▸ **To-do list**
a – Write out the passage of the blog post starting with "So, now new" and going on through "take him up on.", word for word.
b – Rewrite the paragraph of the blog post that begins "So, now new choices" as a short bulleted list that keeps its main facts.

[start Text shown]

Wednesday, November 26, 2014

Things can Change in an Instant




Namaste
It seems as if the Universe wants to keep me guessing, because I found out yesterday the place I was going to live in fell through.  Okay, yes I cried, I was really excited about having my own space, a loving, healing space that people didn't want to leave.  I was excited about having family over for dinner, dinner parties, Angel Card Reading gatherings at my place, and so much more.  I guess it is not ready to happen yet.  I put total trust in the Universe now, to know, it will take me exactly where I should go, as long as I go with an open heart, one of non resistance, faith and trust.  I can do that, that is how I live my life now, finally, fluently going with the current, instead of against it.  Knowing I do not have all the answers, but I know what to focus on, and know I can manifest what I want, so that is what I work on.  Then, I let it go, and try to go along with it.  Yes, there are many times I have been in resistance to this, especially when I cry and am so disappointed about an outcome.  I did cry because I felt disappointed, and am still sad, but have faith to know I will end up right where I am suppose to.  That, in itself, is an amazing breakthrough for me.  To not go into a panic and worry mode, to just say. "Okay, it wasn't meant to be".  Easy, done, gone.
So, now new choices.  I still have to move all of my furniture out tomorrow, so I will follow the schedule as planned.  My brother is coming up in the morning to help me move and get the truck and drive it!  Him and my son will do all of the heavy work. and me and my daughters will move the boxes and bins.  Now that I have no where to stay, I need to store all of my stuff, and my brother offered me his garage, which I will take him up on.

[end Text shown]
[start Data block]

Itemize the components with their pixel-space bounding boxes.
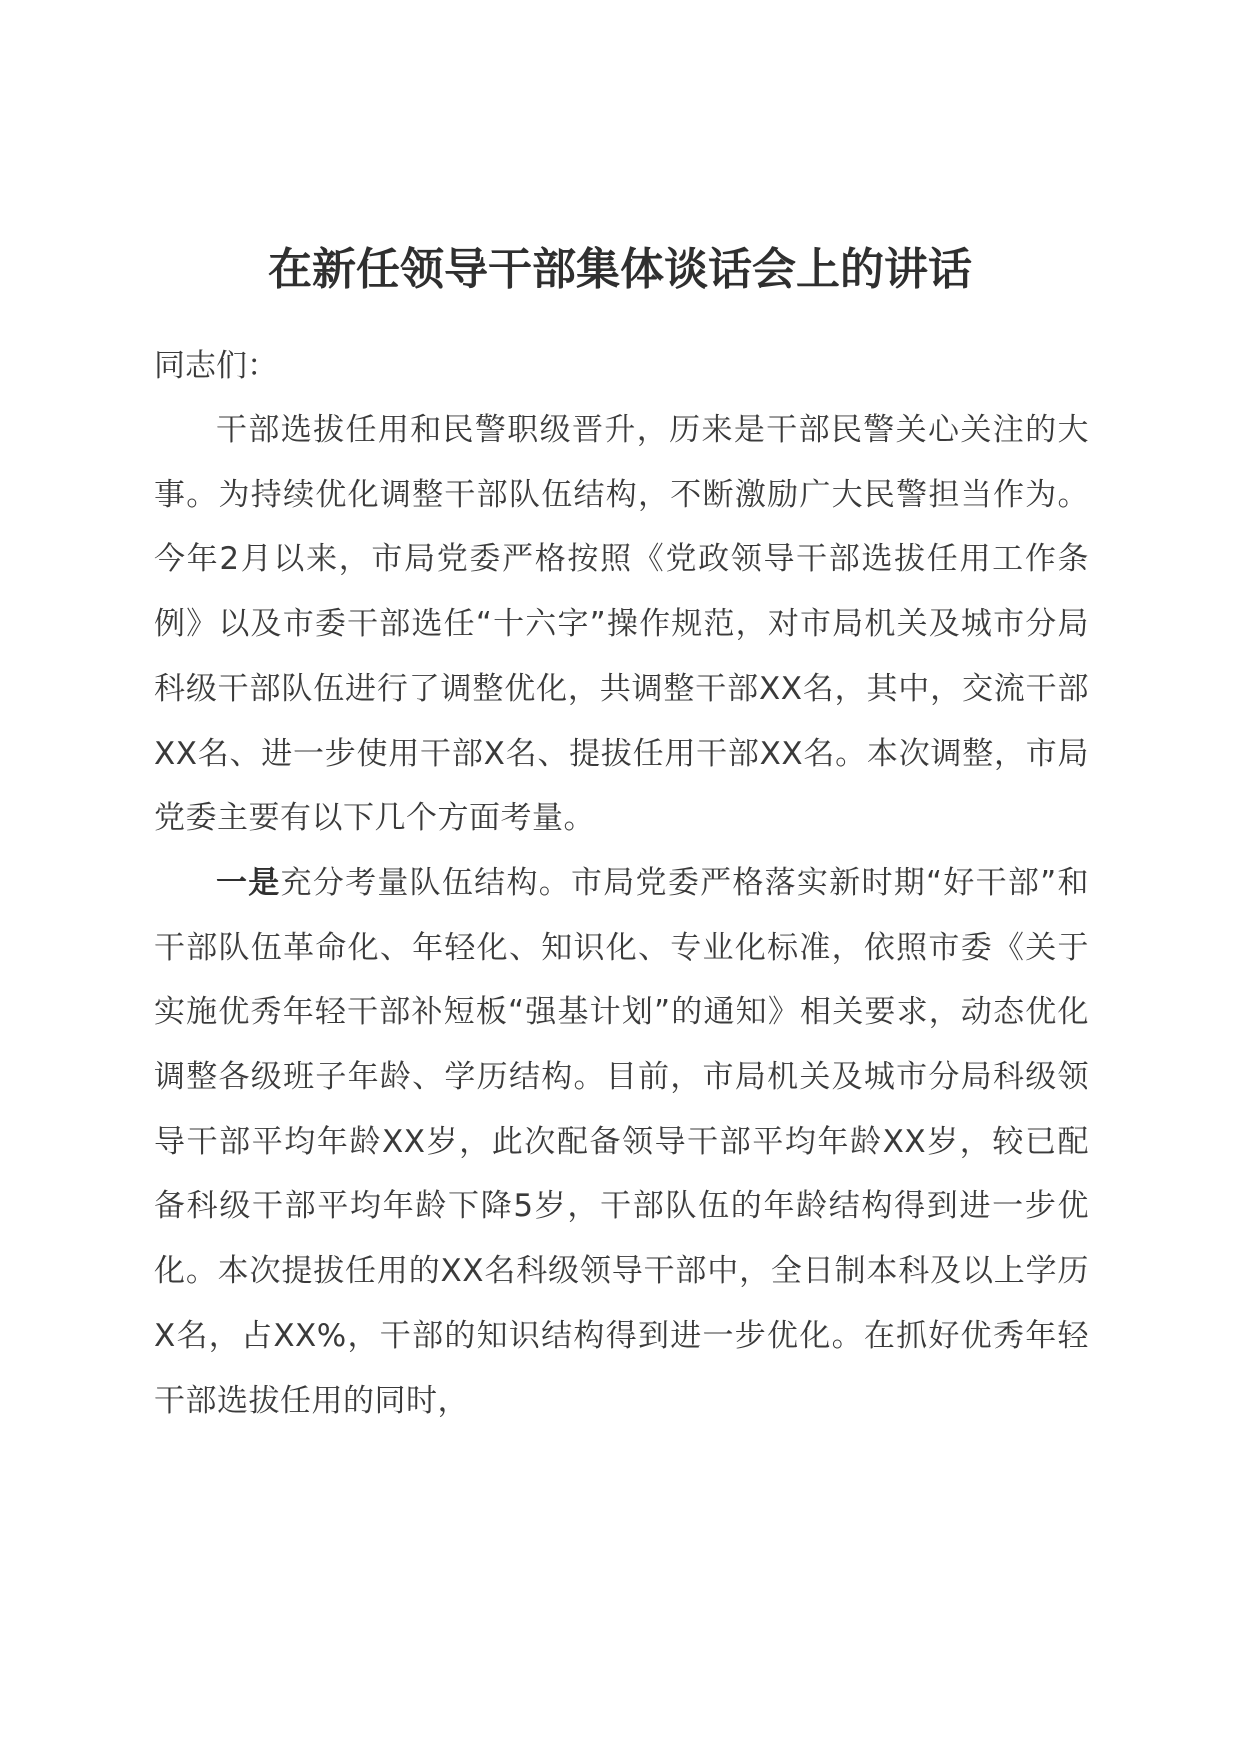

[end Data block]

▸ **Task-by-task results**
a –
So, now new choices.  I still have to move all of my furniture out tomorrow, so I will follow the schedule as planned.  My brother is coming up in the morning to help me move and get the truck and drive it!  Him and my son will do all of the heavy work. and me and my daughters will move the boxes and bins.  Now that I have no where to stay, I need to store all of my stuff, and my brother offered me his garage, which I will take him up on.

b –
- The furniture still has to be moved out tomorrow, as scheduled.
- The writer's brother is coming in the morning to help, get the truck, and drive it.
- The brother and the writer's son will do the heavy work, and the writer and the writer's daughters will move the boxes and bins.
- With nowhere to stay, the writer needs to store everything and will accept the brother's offer of his garage.